___ SUPPLIED ENTRIES
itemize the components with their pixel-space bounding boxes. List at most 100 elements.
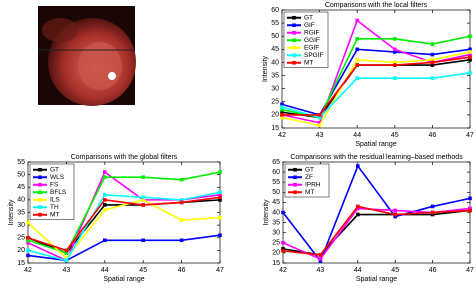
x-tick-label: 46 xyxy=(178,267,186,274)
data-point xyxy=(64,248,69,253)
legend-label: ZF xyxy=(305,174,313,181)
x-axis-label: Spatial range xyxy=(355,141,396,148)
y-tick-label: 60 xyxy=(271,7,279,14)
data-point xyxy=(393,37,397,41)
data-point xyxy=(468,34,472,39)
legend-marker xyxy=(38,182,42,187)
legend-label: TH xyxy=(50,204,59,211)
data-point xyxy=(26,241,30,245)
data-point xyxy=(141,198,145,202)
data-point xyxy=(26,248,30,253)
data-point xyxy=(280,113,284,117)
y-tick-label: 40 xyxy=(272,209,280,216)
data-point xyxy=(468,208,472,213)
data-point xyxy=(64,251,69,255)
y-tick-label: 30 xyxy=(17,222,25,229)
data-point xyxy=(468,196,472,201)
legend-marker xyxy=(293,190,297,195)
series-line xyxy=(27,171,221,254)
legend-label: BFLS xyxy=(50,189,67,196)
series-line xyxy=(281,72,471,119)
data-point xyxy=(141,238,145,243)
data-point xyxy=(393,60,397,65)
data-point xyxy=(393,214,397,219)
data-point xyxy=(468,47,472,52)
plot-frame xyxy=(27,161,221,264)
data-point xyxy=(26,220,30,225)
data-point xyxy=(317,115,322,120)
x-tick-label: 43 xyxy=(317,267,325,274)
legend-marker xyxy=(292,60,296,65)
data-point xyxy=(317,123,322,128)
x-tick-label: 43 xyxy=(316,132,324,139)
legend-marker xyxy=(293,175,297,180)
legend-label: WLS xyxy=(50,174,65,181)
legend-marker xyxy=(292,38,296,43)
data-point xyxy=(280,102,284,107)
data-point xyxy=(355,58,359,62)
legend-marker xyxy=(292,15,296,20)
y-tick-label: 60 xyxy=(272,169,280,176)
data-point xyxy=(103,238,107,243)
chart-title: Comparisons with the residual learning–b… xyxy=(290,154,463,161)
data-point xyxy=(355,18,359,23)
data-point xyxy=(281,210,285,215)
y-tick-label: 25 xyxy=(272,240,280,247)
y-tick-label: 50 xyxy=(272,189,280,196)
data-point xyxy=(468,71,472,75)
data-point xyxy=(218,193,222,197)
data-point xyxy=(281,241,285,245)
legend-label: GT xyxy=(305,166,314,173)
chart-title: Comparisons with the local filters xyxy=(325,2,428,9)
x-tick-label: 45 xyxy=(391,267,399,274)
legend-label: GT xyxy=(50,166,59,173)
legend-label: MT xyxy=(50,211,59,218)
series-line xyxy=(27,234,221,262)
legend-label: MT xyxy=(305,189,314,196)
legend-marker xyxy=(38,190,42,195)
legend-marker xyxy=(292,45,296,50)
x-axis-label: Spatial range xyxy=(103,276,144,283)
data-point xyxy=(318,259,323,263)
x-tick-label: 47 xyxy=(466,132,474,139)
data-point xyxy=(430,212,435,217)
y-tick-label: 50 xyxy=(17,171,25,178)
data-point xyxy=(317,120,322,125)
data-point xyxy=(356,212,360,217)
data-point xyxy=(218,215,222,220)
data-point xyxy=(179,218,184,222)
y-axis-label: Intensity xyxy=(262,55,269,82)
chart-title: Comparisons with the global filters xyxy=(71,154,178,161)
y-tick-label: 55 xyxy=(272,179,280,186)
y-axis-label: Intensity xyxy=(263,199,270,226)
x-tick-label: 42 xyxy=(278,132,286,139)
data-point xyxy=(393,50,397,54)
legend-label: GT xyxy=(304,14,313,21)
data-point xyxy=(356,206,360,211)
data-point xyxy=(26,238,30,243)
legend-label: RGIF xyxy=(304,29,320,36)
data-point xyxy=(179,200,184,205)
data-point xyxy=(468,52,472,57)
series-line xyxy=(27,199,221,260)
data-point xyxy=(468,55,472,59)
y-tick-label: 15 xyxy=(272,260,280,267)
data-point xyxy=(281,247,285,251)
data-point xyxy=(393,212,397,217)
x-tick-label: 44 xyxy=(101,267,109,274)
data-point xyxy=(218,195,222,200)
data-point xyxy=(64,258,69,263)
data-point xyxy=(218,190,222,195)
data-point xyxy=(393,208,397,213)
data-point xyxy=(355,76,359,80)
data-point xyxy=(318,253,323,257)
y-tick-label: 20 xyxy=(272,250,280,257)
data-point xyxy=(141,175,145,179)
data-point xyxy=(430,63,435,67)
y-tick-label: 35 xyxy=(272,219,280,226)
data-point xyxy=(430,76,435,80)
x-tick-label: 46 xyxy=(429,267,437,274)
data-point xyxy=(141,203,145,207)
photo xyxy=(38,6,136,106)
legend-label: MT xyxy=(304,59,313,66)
______
___ SUPPLIED ENTRIES
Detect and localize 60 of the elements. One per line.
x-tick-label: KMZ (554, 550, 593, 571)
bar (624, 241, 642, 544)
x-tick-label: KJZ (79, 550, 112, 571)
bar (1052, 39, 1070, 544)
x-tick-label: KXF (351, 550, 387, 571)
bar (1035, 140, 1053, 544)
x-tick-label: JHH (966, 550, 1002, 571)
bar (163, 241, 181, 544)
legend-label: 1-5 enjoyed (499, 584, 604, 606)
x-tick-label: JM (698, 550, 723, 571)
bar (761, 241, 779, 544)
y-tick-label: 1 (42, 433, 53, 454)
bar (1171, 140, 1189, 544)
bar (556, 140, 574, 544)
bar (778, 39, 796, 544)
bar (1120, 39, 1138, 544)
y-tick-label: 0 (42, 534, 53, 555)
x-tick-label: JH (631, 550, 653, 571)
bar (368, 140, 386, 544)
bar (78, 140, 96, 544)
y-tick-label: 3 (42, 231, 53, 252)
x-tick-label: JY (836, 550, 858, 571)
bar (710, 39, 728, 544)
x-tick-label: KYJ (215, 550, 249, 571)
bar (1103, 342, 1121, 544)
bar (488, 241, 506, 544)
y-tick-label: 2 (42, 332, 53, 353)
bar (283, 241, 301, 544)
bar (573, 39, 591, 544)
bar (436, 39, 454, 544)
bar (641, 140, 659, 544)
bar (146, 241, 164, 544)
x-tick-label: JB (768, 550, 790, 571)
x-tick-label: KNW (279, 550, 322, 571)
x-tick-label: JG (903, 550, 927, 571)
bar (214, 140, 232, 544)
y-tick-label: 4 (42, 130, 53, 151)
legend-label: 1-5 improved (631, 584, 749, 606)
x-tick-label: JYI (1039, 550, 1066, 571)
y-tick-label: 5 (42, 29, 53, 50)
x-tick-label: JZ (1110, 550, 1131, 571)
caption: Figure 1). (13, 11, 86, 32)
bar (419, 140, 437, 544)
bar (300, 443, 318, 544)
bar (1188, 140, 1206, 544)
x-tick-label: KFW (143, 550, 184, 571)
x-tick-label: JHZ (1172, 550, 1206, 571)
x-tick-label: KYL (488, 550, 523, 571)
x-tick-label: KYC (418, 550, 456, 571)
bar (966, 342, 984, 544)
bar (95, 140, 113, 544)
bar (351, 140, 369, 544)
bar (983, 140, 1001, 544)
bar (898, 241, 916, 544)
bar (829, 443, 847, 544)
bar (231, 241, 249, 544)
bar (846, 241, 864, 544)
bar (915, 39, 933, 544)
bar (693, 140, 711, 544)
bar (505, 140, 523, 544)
______
___ SUPPLIED ENTRIES
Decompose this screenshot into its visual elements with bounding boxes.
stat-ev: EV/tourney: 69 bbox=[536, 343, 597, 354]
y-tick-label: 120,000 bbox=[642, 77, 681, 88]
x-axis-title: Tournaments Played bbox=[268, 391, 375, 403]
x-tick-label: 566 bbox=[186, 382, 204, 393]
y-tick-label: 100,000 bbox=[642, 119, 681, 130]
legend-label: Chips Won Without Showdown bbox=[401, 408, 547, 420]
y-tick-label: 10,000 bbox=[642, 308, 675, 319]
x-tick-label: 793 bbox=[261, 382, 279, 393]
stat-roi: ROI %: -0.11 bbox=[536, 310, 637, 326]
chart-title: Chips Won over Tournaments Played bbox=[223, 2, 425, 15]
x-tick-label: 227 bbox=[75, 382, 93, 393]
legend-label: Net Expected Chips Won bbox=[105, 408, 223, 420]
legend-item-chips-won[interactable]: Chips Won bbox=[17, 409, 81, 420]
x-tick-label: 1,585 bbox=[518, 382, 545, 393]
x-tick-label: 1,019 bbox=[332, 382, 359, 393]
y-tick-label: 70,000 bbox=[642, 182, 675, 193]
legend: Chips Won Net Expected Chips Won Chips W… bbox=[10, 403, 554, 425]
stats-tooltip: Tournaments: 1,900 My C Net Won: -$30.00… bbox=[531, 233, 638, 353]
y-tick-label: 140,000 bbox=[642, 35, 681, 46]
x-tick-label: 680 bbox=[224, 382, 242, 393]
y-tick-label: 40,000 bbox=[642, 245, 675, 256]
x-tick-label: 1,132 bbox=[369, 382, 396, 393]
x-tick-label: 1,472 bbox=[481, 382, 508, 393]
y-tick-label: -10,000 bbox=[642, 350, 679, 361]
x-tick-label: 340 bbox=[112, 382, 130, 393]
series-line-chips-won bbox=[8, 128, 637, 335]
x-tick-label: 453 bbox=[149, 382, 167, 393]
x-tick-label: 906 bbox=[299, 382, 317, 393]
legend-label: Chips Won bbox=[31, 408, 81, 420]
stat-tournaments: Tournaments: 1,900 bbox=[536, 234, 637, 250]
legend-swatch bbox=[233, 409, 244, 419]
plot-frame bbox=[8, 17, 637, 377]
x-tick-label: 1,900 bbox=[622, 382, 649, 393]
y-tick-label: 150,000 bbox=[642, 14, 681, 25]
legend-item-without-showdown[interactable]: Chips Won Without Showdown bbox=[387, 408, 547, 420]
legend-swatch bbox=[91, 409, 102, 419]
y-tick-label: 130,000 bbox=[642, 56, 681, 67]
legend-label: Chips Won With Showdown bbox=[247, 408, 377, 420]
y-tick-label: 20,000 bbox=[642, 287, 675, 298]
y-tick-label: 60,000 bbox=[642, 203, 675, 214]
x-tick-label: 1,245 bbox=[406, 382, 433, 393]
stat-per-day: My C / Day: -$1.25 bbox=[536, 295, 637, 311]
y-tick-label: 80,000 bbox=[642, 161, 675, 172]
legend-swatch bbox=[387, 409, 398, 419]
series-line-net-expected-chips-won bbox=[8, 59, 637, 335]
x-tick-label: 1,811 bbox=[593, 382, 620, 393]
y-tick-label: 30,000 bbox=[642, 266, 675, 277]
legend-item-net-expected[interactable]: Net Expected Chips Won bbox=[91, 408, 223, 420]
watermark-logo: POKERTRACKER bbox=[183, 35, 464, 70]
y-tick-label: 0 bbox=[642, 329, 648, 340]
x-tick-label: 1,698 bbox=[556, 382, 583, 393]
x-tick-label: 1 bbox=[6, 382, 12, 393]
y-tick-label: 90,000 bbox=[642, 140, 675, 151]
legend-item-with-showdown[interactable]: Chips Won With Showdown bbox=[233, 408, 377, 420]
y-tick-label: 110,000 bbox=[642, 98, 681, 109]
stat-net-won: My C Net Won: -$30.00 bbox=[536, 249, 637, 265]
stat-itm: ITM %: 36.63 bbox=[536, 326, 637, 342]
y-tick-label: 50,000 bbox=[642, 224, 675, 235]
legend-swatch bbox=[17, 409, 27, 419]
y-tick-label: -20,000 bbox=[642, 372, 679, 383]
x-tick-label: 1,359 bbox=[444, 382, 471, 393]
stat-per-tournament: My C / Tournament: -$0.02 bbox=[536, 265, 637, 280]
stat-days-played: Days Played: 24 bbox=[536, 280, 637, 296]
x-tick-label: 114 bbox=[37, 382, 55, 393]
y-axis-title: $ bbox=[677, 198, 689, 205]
______
### CHALLENGE
Recast the lines between the one holding "x-tick-label: 46 xyxy=(178,267,186,274)" and the one holding "legend-marker xyxy=(38,182,42,187)", inclusive, as a numbered list, leaving out any blank lines.

### FINISHED EXERCISE
1. x-tick-label: 46 xyxy=(178,267,186,274)
2. data-point xyxy=(64,248,69,253)
3. legend-label: ZF xyxy=(305,174,313,181)
4. x-axis-label: Spatial range xyxy=(355,141,396,148)
5. y-tick-label: 60 xyxy=(271,7,279,14)
6. data-point xyxy=(393,37,397,41)
7. data-point xyxy=(468,34,472,39)
8. legend-marker xyxy=(38,182,42,187)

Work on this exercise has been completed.